Pull out all lines from the listing below in which the word "นของราชการ" appears.

----- The input

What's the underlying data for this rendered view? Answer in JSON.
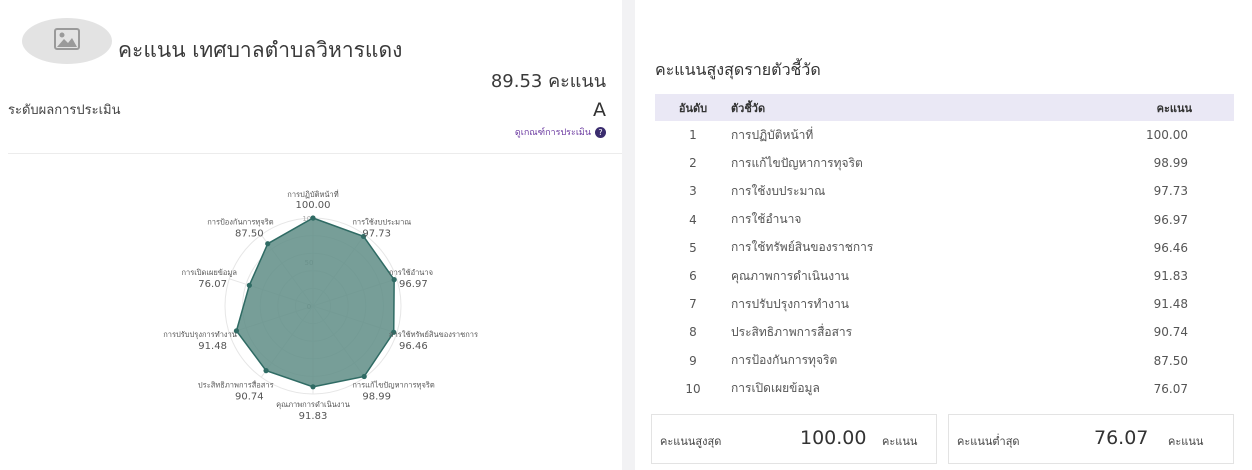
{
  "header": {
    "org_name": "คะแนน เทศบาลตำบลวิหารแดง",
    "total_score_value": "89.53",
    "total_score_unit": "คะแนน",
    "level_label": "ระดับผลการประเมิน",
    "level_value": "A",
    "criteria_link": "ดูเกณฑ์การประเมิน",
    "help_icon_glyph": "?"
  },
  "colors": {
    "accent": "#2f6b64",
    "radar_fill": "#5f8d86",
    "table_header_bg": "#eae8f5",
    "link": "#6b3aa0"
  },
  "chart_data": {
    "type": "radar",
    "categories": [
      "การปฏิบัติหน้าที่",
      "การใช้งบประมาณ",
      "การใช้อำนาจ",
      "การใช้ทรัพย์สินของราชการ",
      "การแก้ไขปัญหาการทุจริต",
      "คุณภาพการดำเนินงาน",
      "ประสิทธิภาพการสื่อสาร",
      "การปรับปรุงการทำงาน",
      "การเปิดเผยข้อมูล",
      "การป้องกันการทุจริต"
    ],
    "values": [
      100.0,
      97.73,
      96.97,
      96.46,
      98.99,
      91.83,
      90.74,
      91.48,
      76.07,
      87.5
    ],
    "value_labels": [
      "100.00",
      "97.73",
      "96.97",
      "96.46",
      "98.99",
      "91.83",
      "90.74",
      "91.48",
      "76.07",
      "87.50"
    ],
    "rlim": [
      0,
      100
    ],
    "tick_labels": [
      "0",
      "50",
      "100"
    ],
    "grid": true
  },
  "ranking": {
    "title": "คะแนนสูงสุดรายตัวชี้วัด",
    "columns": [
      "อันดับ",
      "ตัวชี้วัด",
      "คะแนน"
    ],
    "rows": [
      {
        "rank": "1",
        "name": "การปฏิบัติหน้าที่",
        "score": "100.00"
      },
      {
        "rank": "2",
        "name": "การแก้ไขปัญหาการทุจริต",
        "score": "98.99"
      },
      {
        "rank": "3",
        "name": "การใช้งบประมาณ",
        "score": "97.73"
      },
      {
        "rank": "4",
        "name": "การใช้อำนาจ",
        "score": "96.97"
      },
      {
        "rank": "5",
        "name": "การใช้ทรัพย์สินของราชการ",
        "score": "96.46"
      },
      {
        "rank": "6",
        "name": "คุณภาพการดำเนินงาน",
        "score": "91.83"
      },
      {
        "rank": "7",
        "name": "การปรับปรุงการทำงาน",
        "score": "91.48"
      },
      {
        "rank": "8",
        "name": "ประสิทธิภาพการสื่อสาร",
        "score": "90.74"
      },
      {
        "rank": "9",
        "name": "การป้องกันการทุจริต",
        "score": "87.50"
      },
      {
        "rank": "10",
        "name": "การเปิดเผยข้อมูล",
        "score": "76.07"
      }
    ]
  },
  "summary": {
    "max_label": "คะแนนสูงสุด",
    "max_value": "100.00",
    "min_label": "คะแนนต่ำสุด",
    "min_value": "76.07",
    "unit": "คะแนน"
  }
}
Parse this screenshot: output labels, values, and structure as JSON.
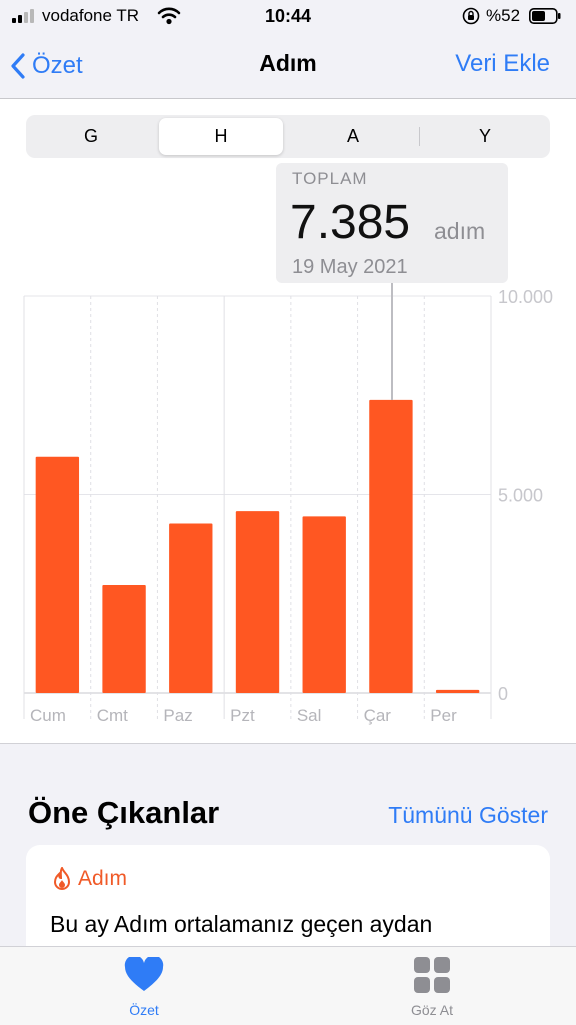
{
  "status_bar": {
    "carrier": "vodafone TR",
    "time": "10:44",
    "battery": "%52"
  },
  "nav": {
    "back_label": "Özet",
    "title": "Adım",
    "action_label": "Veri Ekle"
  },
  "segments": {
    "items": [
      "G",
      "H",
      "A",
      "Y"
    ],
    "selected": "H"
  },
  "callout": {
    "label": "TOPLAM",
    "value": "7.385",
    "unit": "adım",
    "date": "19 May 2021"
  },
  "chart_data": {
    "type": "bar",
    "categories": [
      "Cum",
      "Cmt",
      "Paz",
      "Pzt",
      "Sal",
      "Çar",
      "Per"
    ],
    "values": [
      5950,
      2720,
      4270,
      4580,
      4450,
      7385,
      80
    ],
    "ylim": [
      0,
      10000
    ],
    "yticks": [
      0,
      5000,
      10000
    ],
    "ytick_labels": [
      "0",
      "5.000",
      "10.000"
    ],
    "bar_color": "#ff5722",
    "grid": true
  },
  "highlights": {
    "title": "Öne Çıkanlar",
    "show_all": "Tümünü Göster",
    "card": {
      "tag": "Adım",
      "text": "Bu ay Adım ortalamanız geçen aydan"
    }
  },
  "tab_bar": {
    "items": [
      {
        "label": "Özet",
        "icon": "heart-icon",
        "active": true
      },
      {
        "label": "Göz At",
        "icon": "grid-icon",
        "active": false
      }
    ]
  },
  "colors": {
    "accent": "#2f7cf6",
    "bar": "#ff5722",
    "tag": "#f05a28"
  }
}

----------
----- The input

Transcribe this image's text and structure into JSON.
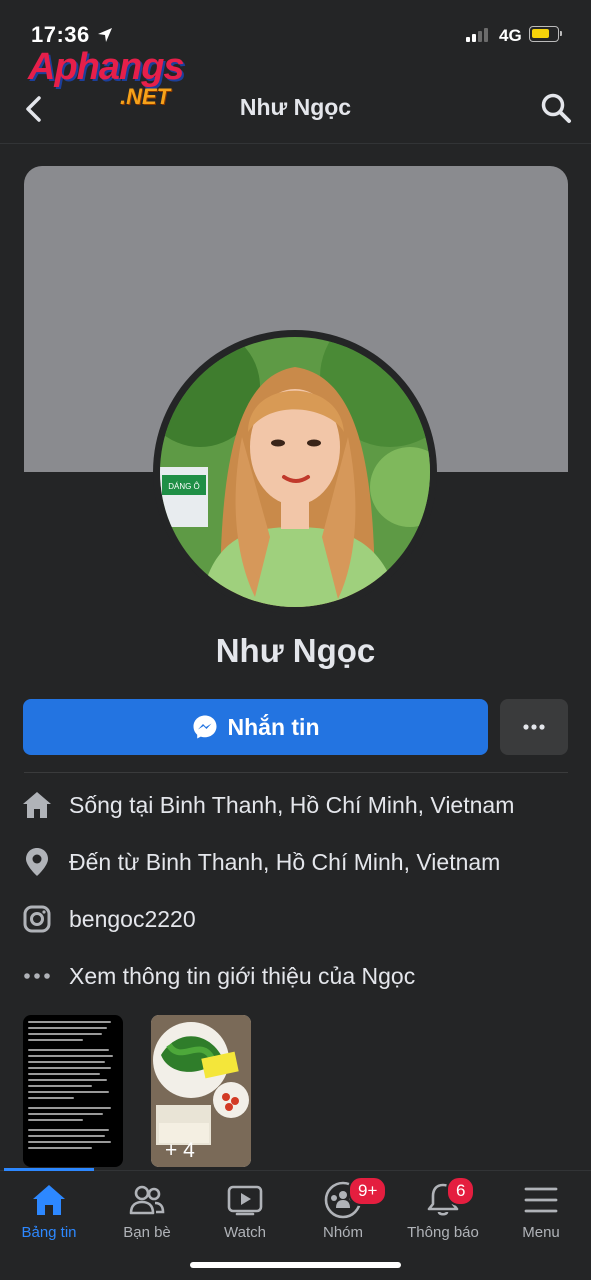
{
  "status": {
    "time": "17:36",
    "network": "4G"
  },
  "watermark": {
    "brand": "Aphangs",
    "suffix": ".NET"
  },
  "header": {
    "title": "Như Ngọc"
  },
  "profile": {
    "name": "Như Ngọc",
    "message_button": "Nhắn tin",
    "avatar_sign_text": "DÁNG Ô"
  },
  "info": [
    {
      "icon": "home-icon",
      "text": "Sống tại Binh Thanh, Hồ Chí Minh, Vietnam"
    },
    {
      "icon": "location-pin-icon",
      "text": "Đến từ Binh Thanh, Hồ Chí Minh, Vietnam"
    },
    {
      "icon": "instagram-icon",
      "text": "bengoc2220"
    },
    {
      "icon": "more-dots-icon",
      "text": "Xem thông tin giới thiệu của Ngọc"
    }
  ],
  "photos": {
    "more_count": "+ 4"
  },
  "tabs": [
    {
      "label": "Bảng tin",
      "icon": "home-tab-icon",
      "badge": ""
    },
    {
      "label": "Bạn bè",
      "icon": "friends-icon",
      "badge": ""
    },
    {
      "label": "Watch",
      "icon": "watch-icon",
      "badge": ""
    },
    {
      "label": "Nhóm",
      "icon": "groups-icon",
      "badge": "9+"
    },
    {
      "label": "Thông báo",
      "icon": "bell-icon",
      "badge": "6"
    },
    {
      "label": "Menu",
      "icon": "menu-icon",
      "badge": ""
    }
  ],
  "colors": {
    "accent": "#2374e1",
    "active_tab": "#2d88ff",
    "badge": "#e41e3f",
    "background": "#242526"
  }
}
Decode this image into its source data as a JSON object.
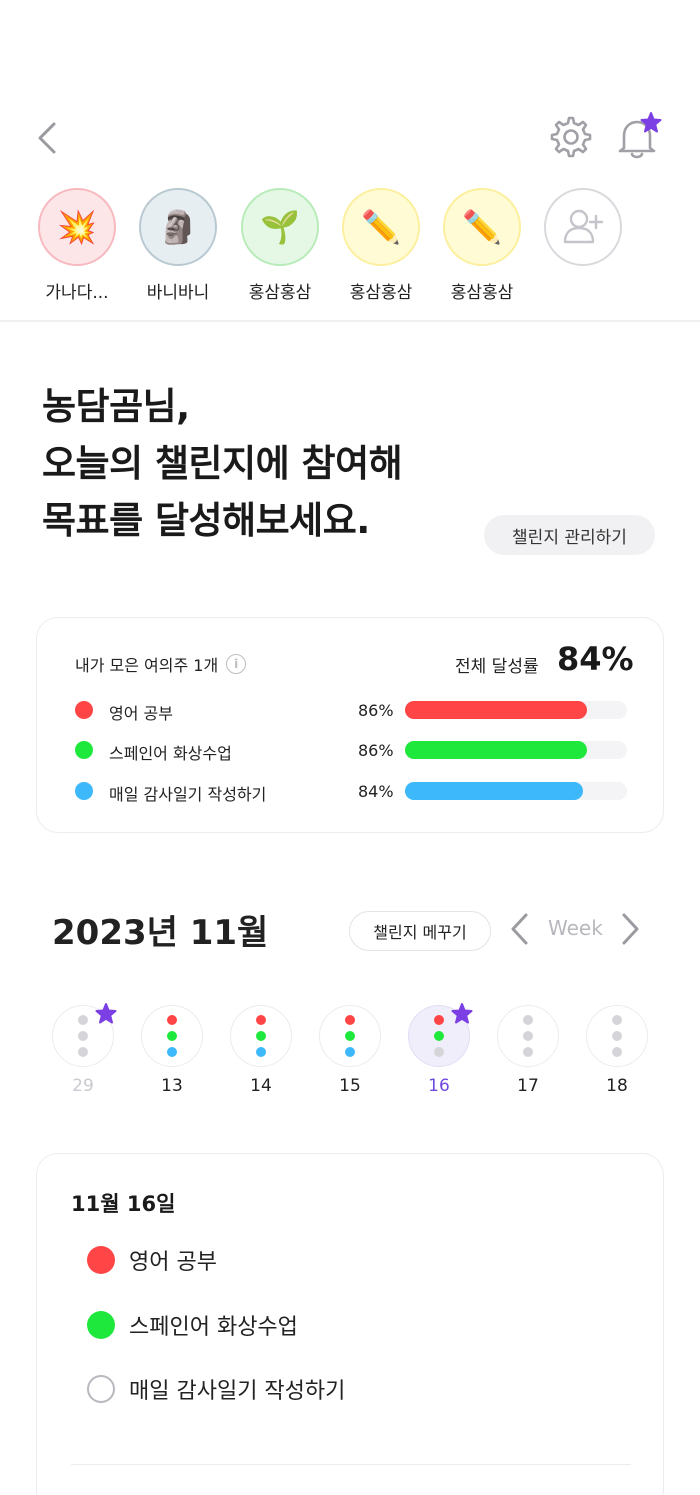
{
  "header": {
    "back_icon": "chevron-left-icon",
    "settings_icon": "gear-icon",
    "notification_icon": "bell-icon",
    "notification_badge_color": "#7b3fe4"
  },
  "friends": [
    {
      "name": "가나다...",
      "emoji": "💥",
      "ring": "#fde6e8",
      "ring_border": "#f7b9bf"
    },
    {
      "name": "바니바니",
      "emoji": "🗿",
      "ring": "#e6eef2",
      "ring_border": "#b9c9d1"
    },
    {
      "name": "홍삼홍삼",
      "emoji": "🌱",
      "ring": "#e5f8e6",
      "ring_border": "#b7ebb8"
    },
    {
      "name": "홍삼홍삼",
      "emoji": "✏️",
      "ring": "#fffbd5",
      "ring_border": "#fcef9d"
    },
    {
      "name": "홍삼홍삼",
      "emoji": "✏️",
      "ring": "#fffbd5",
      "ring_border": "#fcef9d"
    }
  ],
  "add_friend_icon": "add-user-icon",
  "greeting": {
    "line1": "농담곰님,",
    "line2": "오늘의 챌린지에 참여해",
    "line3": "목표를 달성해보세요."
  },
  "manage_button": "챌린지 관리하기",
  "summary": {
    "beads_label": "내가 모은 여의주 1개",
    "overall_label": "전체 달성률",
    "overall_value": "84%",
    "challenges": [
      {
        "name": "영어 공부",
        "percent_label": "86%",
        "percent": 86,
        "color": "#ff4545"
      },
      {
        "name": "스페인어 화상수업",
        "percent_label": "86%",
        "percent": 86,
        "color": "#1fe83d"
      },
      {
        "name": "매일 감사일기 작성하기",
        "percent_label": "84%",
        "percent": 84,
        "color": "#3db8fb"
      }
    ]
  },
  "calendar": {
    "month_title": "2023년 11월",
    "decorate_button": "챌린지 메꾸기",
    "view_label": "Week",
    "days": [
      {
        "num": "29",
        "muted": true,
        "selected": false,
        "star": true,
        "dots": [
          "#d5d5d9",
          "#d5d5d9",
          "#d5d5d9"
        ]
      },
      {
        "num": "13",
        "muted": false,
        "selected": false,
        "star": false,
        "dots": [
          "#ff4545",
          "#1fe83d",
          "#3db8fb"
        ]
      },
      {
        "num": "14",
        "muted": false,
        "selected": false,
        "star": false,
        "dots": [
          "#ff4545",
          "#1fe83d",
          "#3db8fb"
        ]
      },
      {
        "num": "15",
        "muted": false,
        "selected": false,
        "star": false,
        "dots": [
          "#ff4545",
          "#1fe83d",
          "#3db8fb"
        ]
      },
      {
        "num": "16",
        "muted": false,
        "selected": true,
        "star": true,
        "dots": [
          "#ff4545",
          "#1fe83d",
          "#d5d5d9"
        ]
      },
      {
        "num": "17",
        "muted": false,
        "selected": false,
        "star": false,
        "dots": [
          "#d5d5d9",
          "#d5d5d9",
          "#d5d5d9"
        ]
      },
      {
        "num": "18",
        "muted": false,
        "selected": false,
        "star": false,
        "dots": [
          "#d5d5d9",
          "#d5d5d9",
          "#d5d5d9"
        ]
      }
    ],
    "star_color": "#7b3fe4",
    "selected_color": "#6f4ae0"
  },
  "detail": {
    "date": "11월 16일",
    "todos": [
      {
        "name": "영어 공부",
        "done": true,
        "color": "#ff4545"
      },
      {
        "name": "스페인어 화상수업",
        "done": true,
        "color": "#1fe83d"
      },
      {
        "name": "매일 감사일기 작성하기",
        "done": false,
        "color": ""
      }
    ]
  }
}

----------

The result:
      "การใช้ทรัพย์สินของราชการ",
        "name": "การใช้ทรัพย์สินของราชการ",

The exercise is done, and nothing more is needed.